__EXERCISE AIM__
Return each line of the data below verbatim; pictures are to be left out.

● ● ●

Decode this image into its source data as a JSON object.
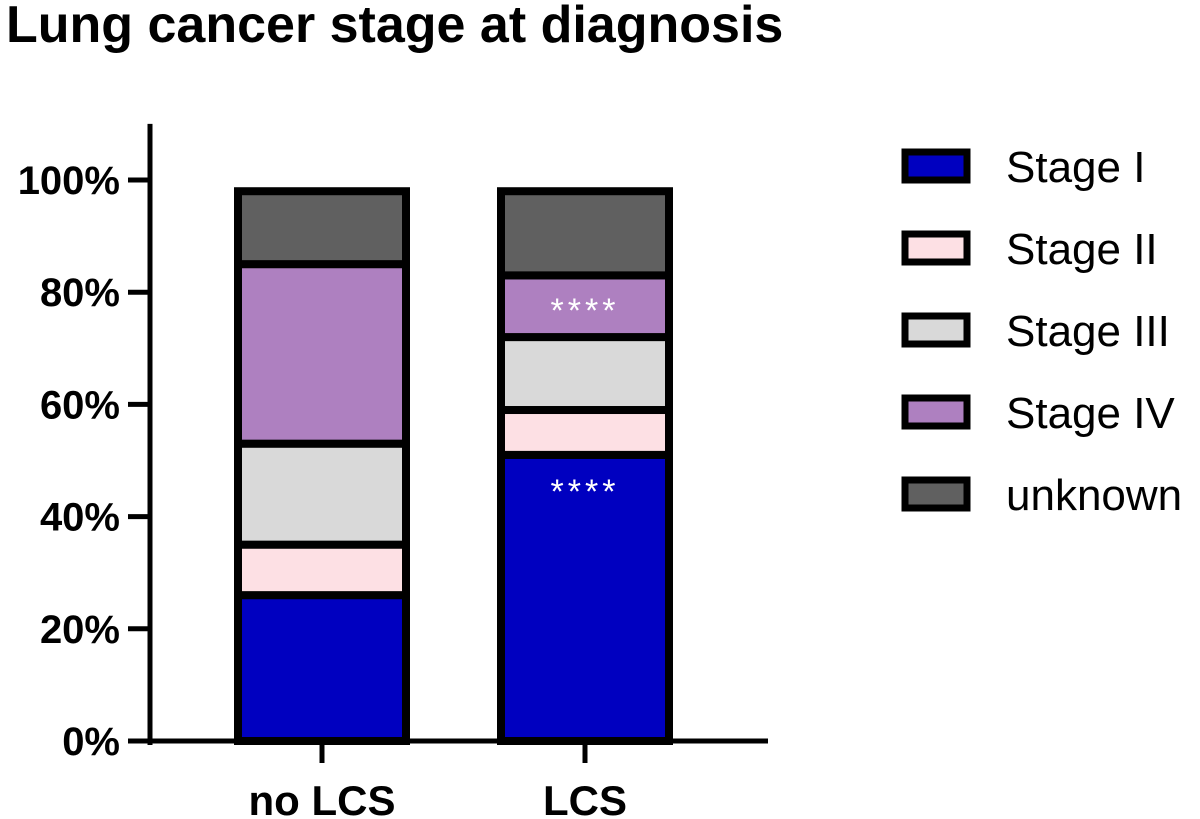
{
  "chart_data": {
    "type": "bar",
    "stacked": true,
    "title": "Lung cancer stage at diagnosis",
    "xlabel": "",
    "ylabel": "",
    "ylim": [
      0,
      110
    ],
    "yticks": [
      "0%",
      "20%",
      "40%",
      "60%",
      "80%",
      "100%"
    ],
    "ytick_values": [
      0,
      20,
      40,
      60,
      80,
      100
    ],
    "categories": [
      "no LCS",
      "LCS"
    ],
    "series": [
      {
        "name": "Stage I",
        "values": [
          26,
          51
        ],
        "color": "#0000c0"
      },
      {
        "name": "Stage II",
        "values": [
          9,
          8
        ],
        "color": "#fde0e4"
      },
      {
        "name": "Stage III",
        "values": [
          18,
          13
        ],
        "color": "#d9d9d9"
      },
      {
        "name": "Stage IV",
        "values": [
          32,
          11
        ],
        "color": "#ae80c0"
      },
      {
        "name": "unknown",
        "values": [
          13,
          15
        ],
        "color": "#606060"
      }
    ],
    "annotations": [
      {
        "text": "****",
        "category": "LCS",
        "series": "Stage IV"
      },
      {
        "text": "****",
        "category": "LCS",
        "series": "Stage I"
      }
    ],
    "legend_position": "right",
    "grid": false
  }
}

● ● ●

__RESULT OF THIS TASK__
Decode this image into its source data as a JSON object.
{
  "chart_data": {
    "type": "bar",
    "stacked": true,
    "title": "Lung cancer stage at diagnosis",
    "xlabel": "",
    "ylabel": "",
    "ylim": [
      0,
      110
    ],
    "yticks": [
      "0%",
      "20%",
      "40%",
      "60%",
      "80%",
      "100%"
    ],
    "ytick_values": [
      0,
      20,
      40,
      60,
      80,
      100
    ],
    "categories": [
      "no LCS",
      "LCS"
    ],
    "series": [
      {
        "name": "Stage I",
        "values": [
          26,
          51
        ],
        "color": "#0000c0"
      },
      {
        "name": "Stage II",
        "values": [
          9,
          8
        ],
        "color": "#fde0e4"
      },
      {
        "name": "Stage III",
        "values": [
          18,
          13
        ],
        "color": "#d9d9d9"
      },
      {
        "name": "Stage IV",
        "values": [
          32,
          11
        ],
        "color": "#ae80c0"
      },
      {
        "name": "unknown",
        "values": [
          13,
          15
        ],
        "color": "#606060"
      }
    ],
    "annotations": [
      {
        "text": "****",
        "category": "LCS",
        "series": "Stage IV"
      },
      {
        "text": "****",
        "category": "LCS",
        "series": "Stage I"
      }
    ],
    "legend_position": "right",
    "grid": false
  }
}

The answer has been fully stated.